Well if he did end up dying stuck on that tree, what a long miserable way to die.


----------



## Bassnpro1 (Apr 6, 2004)

Stampede said:


> I know you don't know me but if you did you would not think that.



I never once thought that you put the deer up on the tree. But I would put alot of my money on someone else hanging the deer there. But we will never know for sure. Sure is an interesting find in the woods.


----------



## Magilla (Apr 15, 2005)

My money is on someone putting it there. If you look at the first picture the deers back legs would have been on the ground with room to spare! His rack is not stuck to the point that if he pushed up and jumped he would have easily gotting free. Just my opinion.


----------



## M.Magis (Apr 5, 2004)

Was there a rather large &#8220;hole&#8221; under the carcass where the deer kicked? If not, someone hung it there.


----------



## ShutUpNFish (Apr 17, 2007)

First, that thing would freak me out if I walked up to it in the woods! Second, why would anyone hang a deer up like that? Besides, it looks pretty high and would not only be a heavy lift but probably too high to reach. There are many scenarios to go along with this, but its pretty cool how it provokes your imagination to think of the possibilities. Sad nonetheless, but awesome photo and deer. I envision two bucks fighting and this one jumping up and getting caught up in the tree. I would take it or someone else will. Nothing ethically wrong with taking those antlers home! Theres nothing illegal about hunting sheds from dead deer or possesing them.

RECORDED INFORMATION:

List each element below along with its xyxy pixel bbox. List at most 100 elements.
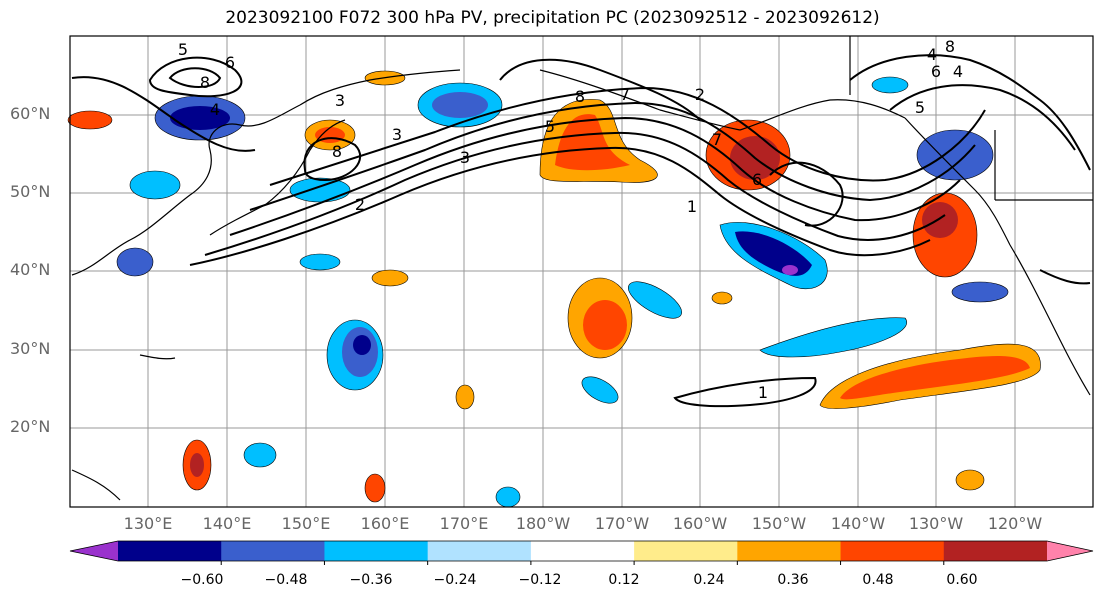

TASK SET:
1. Copy the passage of the deer-in-the-tree thread between "Was there a" and "or possesing them.", inclusive.
2. In two sentences, summarize the deer-in-the-tree thread.

SOLUTIONS:
1.
Was there a rather large &#8220;hole&#8221; under the carcass where the deer kicked? If not, someone hung it there.


----------



## ShutUpNFish (Apr 17, 2007)

First, that thing would freak me out if I walked up to it in the woods! Second, why would anyone hang a deer up like that? Besides, it looks pretty high and would not only be a heavy lift but probably too high to reach. There are many scenarios to go along with this, but its pretty cool how it provokes your imagination to think of the possibilities. Sad nonetheless, but awesome photo and deer. I envision two bucks fighting and this one jumping up and getting caught up in the tree. I would take it or someone else will. Nothing ethically wrong with taking those antlers home! Theres nothing illegal about hunting sheds from dead deer or possesing them.

2. Posters debate whether a deer found caught in a tree died there or was hung up by someone, with one noting its back legs would have reached the ground and another asking whether there was a kicked-out hole beneath it. A dissenting poster asks why anyone would hang a deer that high, pictures two bucks fighting and this one getting caught, and says keeping the antlers is neither unethical nor illegal.